(Data excerpts)

"""

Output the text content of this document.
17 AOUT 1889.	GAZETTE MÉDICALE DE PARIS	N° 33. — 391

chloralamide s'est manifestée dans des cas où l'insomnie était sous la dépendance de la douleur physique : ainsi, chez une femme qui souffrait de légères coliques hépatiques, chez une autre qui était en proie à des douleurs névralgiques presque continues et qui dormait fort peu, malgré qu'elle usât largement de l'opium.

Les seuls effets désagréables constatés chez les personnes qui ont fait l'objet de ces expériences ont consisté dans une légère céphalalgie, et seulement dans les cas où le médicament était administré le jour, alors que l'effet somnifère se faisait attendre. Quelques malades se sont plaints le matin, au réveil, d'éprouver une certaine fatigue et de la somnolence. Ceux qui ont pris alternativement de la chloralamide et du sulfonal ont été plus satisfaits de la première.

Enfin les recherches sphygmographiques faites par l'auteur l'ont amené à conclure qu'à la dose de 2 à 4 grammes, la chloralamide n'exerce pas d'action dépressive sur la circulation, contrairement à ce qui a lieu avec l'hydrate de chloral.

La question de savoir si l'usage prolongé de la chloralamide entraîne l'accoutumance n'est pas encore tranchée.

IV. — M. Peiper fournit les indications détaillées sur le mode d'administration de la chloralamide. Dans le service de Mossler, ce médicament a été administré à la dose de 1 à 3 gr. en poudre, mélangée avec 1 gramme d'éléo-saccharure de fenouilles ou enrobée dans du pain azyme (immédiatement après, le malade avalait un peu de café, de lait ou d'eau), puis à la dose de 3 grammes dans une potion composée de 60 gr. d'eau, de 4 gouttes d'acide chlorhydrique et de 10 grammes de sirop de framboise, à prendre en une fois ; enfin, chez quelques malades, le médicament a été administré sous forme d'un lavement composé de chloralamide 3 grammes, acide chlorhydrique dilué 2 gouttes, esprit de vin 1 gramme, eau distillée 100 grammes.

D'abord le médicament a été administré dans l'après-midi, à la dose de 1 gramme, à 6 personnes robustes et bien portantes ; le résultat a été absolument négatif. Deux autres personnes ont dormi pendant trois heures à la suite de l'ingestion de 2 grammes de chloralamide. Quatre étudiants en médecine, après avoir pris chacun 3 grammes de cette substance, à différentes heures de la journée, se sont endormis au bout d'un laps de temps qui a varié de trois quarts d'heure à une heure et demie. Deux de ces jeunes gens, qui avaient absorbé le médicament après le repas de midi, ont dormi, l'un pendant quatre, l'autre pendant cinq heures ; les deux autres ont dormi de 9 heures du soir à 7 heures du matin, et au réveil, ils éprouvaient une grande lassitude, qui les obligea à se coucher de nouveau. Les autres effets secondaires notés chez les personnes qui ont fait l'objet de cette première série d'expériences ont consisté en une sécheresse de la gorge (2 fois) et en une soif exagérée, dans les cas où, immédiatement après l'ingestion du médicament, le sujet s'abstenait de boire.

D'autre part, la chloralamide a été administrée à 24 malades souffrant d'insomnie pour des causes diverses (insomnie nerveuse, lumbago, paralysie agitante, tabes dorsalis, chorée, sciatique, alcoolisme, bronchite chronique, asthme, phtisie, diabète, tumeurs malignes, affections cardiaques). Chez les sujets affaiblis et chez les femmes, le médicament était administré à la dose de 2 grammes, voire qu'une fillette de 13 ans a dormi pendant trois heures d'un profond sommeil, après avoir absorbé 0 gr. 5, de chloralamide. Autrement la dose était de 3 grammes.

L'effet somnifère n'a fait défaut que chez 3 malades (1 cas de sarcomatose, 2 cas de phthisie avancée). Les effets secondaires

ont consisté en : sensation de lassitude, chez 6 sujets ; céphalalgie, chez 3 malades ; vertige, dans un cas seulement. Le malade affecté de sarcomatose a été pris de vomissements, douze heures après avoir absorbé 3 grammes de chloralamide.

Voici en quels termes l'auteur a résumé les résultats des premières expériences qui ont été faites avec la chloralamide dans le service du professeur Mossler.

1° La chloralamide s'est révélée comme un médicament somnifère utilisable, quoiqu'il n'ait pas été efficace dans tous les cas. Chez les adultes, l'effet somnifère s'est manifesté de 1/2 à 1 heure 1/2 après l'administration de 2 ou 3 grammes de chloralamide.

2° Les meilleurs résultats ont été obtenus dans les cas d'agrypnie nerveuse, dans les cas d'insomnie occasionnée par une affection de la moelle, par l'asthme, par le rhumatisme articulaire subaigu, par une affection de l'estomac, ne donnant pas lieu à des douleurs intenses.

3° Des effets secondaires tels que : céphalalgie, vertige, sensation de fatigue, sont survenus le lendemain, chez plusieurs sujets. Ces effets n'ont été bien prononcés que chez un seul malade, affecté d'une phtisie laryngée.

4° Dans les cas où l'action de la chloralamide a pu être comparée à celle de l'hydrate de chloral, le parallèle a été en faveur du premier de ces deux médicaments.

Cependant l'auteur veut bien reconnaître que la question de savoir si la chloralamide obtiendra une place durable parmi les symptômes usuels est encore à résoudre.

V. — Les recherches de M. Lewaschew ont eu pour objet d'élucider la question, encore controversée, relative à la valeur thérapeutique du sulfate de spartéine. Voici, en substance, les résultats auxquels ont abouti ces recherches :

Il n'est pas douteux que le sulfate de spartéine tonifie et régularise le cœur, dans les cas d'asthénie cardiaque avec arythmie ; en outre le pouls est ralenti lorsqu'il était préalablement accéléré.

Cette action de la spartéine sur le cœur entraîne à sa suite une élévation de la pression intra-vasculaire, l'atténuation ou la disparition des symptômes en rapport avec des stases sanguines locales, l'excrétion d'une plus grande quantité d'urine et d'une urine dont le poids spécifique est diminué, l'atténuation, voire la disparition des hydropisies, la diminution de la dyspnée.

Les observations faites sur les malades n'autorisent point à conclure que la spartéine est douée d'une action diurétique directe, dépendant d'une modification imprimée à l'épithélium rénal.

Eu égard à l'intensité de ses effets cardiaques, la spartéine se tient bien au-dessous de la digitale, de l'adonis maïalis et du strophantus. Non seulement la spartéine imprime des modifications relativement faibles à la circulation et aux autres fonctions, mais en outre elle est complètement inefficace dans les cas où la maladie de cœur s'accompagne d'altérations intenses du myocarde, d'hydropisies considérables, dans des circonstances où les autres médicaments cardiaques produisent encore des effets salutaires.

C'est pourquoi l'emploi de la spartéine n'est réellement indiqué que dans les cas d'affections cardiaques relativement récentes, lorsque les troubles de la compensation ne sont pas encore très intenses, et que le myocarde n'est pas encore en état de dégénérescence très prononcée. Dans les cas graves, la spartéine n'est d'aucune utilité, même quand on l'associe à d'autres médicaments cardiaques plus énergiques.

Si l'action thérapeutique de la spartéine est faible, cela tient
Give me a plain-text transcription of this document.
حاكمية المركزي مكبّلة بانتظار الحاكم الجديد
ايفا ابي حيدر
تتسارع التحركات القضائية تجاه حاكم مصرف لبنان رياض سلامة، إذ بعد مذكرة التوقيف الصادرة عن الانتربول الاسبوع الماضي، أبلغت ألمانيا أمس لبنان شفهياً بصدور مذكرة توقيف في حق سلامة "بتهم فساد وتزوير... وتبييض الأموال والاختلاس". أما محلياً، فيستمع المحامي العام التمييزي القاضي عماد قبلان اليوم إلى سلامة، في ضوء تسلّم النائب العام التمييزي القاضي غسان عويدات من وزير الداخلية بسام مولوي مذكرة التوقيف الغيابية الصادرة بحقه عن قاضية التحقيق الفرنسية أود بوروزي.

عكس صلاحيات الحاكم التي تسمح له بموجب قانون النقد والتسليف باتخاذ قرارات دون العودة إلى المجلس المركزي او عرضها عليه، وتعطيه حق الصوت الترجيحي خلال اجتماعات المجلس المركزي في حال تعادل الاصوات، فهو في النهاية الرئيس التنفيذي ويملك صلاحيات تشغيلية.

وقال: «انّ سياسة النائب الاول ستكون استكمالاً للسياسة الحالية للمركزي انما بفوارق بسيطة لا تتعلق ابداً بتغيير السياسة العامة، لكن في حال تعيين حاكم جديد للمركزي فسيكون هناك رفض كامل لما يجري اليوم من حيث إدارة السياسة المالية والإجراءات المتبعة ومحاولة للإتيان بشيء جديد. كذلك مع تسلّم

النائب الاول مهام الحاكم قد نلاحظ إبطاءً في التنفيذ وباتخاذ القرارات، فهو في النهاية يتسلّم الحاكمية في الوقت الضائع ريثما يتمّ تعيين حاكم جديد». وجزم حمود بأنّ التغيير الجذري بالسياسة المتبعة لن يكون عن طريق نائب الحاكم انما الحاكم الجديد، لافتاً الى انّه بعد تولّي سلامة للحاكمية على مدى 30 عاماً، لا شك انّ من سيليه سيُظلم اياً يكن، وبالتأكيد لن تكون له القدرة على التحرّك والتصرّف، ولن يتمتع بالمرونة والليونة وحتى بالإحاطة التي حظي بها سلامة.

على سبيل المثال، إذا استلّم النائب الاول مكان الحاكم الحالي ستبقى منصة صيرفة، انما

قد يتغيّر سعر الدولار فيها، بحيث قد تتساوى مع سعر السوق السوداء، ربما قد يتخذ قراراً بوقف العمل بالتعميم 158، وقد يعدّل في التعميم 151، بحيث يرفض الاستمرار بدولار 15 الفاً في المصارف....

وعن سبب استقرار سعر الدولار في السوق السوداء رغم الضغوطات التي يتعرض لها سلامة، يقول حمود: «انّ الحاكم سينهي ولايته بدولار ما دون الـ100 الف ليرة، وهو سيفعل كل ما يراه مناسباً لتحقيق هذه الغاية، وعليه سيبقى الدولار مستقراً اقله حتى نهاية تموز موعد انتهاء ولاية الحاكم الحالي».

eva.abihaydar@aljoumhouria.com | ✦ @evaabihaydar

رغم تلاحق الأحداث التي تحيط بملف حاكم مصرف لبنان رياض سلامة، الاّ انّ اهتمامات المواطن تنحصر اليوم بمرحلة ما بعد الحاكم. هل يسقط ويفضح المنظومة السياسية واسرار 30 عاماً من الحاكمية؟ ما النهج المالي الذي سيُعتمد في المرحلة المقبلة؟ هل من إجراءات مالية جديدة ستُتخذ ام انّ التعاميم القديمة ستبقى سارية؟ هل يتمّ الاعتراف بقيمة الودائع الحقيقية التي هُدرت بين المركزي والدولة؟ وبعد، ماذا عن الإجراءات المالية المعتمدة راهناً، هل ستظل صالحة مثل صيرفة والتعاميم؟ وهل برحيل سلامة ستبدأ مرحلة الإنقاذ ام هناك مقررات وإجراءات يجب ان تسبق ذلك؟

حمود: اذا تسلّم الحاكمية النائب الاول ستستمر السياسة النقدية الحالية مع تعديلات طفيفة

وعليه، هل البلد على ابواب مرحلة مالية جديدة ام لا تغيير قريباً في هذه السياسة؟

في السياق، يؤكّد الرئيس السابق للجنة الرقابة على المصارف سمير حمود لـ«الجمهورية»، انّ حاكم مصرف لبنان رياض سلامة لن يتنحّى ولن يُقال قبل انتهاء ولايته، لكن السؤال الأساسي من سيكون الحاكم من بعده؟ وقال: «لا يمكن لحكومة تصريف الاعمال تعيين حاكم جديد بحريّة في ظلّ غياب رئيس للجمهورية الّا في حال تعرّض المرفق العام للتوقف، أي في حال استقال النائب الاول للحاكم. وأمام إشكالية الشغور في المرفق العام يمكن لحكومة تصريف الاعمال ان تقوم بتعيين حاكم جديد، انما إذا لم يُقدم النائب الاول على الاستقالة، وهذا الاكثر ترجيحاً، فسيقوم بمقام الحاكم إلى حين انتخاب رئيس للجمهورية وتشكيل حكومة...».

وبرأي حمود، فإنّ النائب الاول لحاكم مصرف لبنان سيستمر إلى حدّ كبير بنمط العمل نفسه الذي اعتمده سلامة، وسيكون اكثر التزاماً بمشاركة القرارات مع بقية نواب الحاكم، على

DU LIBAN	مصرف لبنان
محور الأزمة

"""

» Exercise task: In the listing above, locate each line with "substance" and copy it.

» The response:
D'abord le médicament a été administré dans l'après-midi, à la dose de 1 gramme, à 6 personnes robustes et bien portantes ; le résultat a été absolument négatif. Deux autres personnes ont dormi pendant trois heures à la suite de l'ingestion de 2 grammes de chloralamide. Quatre étudiants en médecine, après avoir pris chacun 3 grammes de cette substance, à différentes heures de la journée, se sont endormis au bout d'un laps de temps qui a varié de trois quarts d'heure à une heure et demie. Deux de ces jeunes gens, qui avaient absorbé le médicament après le repas de midi, ont dormi, l'un pendant quatre, l'autre pendant cinq heures ; les deux autres ont dormi de 9 heures du soir à 7 heures du matin, et au réveil, ils éprouvaient une grande lassitude, qui les obligea à se coucher de nouveau. Les autres effets secondaires notés chez les personnes qui ont fait l'objet de cette première série d'expériences ont consisté en une sécheresse de la gorge (2 fois) et en une soif exagérée, dans les cas où, immédiatement après l'ingestion du médicament, le sujet s'abstenait de boire.
V. — Les recherches de M. Lewaschew ont eu pour objet d'élucider la question, encore controversée, relative à la valeur thérapeutique du sulfate de spartéine. Voici, en substance, les résultats auxquels ont abouti ces recherches :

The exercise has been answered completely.